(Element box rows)

— START —

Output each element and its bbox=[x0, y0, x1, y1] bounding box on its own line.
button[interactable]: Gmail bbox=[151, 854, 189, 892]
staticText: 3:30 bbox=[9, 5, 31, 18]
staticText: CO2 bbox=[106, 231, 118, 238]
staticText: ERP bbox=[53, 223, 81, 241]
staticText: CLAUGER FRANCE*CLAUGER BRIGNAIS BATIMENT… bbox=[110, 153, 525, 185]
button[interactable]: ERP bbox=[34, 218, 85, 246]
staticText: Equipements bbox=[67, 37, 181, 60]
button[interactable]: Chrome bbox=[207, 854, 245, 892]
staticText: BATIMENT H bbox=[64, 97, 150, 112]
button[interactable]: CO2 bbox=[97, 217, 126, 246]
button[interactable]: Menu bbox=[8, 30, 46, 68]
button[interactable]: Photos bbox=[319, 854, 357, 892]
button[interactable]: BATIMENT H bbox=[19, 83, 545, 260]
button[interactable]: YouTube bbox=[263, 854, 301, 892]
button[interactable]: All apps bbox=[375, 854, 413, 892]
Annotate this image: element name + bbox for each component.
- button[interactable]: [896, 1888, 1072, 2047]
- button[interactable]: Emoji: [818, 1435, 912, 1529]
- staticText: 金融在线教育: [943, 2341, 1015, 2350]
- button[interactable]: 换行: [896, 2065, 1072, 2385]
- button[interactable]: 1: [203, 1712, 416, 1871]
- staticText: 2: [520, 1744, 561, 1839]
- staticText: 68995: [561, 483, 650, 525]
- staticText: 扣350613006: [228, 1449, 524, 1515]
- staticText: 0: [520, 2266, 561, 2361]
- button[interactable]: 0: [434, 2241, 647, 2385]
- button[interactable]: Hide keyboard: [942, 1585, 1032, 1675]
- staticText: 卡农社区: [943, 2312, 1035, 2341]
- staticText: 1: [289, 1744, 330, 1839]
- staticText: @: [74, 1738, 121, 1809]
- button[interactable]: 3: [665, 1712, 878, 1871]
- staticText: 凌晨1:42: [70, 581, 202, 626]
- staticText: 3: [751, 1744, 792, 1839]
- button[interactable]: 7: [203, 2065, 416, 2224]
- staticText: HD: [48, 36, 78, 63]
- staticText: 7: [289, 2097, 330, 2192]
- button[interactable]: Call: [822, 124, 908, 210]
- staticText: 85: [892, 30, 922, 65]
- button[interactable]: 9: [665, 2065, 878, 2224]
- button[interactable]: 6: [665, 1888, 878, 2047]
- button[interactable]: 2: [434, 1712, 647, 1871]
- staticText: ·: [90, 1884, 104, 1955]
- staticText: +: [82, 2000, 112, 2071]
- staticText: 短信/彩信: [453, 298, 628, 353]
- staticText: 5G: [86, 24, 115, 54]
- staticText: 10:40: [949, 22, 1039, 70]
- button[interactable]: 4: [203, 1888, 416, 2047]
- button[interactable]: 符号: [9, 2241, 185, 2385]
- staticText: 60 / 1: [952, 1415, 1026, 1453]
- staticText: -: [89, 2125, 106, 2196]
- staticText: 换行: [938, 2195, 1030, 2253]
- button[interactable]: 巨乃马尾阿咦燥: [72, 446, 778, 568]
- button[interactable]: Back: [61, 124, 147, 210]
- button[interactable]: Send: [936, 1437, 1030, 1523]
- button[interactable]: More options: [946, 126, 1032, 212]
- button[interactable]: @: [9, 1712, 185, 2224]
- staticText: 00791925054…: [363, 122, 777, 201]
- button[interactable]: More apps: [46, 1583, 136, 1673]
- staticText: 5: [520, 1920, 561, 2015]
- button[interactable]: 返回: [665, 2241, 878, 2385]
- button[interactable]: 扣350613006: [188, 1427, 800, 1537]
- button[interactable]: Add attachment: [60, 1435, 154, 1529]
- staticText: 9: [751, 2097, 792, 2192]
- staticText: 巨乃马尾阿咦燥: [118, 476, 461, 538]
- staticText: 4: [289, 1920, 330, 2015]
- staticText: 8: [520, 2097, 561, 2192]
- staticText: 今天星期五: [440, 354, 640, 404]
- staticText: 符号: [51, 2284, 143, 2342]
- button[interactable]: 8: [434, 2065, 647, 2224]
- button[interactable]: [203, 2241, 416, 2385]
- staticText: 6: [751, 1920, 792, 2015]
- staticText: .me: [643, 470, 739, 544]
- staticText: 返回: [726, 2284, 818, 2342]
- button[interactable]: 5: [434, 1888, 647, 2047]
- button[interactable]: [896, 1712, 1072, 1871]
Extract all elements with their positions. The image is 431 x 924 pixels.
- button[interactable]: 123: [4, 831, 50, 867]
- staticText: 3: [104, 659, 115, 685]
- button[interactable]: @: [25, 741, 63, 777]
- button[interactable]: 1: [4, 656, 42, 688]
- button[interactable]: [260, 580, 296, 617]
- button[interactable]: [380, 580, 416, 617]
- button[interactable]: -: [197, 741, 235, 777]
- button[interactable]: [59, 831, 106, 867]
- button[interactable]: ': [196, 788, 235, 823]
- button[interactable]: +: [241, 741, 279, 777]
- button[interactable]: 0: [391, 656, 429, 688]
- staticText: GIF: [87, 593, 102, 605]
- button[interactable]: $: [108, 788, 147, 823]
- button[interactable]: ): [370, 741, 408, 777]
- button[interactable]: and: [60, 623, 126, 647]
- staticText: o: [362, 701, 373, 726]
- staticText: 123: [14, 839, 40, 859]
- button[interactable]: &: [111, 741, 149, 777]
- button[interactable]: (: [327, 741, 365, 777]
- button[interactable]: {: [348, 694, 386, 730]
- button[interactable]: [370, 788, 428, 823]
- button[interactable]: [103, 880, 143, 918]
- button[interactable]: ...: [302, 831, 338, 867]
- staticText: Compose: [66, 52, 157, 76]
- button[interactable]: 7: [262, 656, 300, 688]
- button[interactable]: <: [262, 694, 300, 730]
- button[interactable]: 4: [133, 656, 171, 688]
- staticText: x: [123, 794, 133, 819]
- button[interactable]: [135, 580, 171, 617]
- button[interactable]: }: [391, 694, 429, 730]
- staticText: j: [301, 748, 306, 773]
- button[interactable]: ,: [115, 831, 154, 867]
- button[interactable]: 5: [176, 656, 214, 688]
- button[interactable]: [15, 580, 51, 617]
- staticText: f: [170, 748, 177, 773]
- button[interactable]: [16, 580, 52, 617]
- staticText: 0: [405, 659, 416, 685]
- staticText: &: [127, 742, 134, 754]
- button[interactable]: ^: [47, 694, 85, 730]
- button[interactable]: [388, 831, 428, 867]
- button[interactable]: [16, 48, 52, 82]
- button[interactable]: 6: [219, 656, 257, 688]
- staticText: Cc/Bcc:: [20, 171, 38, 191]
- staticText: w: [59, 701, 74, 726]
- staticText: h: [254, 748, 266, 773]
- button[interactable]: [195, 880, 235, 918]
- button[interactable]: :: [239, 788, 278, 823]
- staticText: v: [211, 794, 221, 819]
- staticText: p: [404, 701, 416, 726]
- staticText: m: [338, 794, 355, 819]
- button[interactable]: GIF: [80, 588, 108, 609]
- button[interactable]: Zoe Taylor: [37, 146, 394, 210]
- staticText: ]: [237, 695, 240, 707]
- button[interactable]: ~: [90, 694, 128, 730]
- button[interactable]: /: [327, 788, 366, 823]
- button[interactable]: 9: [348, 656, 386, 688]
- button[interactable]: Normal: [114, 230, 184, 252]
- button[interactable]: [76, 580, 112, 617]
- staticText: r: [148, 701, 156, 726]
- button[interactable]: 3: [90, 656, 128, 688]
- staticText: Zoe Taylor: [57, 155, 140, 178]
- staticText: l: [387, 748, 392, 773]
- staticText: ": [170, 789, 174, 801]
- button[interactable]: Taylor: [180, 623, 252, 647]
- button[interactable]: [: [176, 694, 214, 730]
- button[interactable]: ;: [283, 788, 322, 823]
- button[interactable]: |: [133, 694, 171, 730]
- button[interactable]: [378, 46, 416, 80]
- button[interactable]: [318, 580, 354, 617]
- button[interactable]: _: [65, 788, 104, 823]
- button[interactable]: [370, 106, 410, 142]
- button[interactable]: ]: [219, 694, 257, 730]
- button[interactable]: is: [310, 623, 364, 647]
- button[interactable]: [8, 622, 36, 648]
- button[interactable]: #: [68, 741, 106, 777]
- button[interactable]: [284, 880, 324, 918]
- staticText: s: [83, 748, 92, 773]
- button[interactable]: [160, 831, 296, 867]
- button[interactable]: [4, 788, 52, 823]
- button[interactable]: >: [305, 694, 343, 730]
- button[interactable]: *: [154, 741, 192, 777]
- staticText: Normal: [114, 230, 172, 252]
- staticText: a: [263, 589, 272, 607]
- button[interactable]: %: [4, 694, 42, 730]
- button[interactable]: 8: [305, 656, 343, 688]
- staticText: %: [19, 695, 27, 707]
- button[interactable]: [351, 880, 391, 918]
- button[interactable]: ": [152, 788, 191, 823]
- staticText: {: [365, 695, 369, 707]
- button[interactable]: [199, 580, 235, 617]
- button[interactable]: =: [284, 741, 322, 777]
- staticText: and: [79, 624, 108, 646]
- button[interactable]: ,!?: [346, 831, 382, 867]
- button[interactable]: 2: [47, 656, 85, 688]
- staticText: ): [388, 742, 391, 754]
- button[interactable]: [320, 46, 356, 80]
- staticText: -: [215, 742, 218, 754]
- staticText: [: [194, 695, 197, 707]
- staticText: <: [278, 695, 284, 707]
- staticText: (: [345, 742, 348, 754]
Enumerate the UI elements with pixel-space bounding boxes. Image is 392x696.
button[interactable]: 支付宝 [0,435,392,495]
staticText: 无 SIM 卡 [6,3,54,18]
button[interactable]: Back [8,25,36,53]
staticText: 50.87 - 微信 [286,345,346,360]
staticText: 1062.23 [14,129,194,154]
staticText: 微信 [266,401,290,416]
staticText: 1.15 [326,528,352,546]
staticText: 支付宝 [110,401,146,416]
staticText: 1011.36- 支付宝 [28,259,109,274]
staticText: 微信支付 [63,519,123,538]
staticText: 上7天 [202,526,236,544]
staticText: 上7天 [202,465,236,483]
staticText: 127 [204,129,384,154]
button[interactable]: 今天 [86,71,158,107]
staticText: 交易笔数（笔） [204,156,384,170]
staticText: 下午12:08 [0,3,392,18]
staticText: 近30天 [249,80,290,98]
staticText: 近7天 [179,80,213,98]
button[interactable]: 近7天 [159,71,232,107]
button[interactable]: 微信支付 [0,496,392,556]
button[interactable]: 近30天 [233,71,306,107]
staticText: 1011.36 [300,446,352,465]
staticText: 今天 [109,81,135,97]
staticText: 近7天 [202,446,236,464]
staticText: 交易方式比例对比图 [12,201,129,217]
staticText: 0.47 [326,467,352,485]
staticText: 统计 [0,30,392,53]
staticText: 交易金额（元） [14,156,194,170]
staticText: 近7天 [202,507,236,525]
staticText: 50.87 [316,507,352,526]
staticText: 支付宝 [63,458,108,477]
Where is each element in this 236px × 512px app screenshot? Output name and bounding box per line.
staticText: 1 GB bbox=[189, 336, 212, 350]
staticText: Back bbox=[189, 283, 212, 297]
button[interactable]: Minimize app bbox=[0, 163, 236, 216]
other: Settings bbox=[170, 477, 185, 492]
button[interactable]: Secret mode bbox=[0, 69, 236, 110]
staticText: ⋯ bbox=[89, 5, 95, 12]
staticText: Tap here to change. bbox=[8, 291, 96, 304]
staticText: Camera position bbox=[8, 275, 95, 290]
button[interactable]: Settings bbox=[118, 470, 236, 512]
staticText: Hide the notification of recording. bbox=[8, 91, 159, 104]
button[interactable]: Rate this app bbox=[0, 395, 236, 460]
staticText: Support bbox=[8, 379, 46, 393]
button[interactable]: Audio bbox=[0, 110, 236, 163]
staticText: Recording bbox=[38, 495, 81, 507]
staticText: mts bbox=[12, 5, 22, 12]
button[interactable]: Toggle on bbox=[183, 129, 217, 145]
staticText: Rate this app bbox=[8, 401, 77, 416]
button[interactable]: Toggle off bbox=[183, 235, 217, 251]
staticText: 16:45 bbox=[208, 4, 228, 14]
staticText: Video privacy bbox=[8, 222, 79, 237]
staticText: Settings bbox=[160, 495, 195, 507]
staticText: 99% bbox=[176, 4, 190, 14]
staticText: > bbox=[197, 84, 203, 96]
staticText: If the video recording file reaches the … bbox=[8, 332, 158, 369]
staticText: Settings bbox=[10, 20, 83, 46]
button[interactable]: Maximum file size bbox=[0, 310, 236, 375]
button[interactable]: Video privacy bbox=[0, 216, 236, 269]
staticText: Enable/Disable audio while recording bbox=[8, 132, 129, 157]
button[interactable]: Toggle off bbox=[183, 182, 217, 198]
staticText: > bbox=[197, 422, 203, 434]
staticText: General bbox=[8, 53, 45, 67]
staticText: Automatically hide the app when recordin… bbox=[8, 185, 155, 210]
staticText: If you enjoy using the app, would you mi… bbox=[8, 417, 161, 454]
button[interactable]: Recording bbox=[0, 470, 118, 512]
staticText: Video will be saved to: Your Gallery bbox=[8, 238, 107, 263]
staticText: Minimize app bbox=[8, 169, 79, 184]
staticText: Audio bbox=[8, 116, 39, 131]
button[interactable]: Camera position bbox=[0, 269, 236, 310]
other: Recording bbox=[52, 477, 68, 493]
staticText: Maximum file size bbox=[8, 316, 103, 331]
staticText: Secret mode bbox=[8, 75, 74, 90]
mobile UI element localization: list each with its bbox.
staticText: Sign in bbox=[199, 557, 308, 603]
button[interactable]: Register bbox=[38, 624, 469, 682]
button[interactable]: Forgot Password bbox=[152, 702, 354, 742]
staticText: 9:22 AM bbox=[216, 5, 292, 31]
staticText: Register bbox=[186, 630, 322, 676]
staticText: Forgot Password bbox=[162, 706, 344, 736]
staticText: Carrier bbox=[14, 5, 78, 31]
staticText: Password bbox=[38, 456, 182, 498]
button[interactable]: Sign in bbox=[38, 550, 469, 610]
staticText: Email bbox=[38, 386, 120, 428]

— END —

■ Challenge
Output the rows above exactly as they appear, from the first row through the line containing "- button[interactable]: Call: [822, 124, 908, 210]", including both ends.

■ Written solution
Output each element and its bbox=[x0, y0, x1, y1] bounding box on its own line.
button[interactable]: Gmail bbox=[151, 854, 189, 892]
staticText: 3:30 bbox=[9, 5, 31, 18]
staticText: CO2 bbox=[106, 231, 118, 238]
staticText: ERP bbox=[53, 223, 81, 241]
staticText: CLAUGER FRANCE*CLAUGER BRIGNAIS BATIMENT… bbox=[110, 153, 525, 185]
button[interactable]: ERP bbox=[34, 218, 85, 246]
staticText: Equipements bbox=[67, 37, 181, 60]
button[interactable]: Chrome bbox=[207, 854, 245, 892]
staticText: BATIMENT H bbox=[64, 97, 150, 112]
button[interactable]: CO2 bbox=[97, 217, 126, 246]
button[interactable]: Menu bbox=[8, 30, 46, 68]
button[interactable]: Photos bbox=[319, 854, 357, 892]
button[interactable]: BATIMENT H bbox=[19, 83, 545, 260]
button[interactable]: YouTube bbox=[263, 854, 301, 892]
button[interactable]: All apps bbox=[375, 854, 413, 892]
Annotate this image: element name + bbox for each component.
- button[interactable]: [896, 1888, 1072, 2047]
- button[interactable]: Emoji: [818, 1435, 912, 1529]
- staticText: 金融在线教育: [943, 2341, 1015, 2350]
- button[interactable]: 换行: [896, 2065, 1072, 2385]
- button[interactable]: 1: [203, 1712, 416, 1871]
- staticText: 2: [520, 1744, 561, 1839]
- staticText: 68995: [561, 483, 650, 525]
- staticText: 扣350613006: [228, 1449, 524, 1515]
- staticText: 0: [520, 2266, 561, 2361]
- button[interactable]: 0: [434, 2241, 647, 2385]
- button[interactable]: Hide keyboard: [942, 1585, 1032, 1675]
- staticText: 卡农社区: [943, 2312, 1035, 2341]
- staticText: 1: [289, 1744, 330, 1839]
- staticText: @: [74, 1738, 121, 1809]
- button[interactable]: 3: [665, 1712, 878, 1871]
- staticText: 凌晨1:42: [70, 581, 202, 626]
- staticText: 3: [751, 1744, 792, 1839]
- button[interactable]: 7: [203, 2065, 416, 2224]
- staticText: HD: [48, 36, 78, 63]
- staticText: 7: [289, 2097, 330, 2192]
- button[interactable]: Call: [822, 124, 908, 210]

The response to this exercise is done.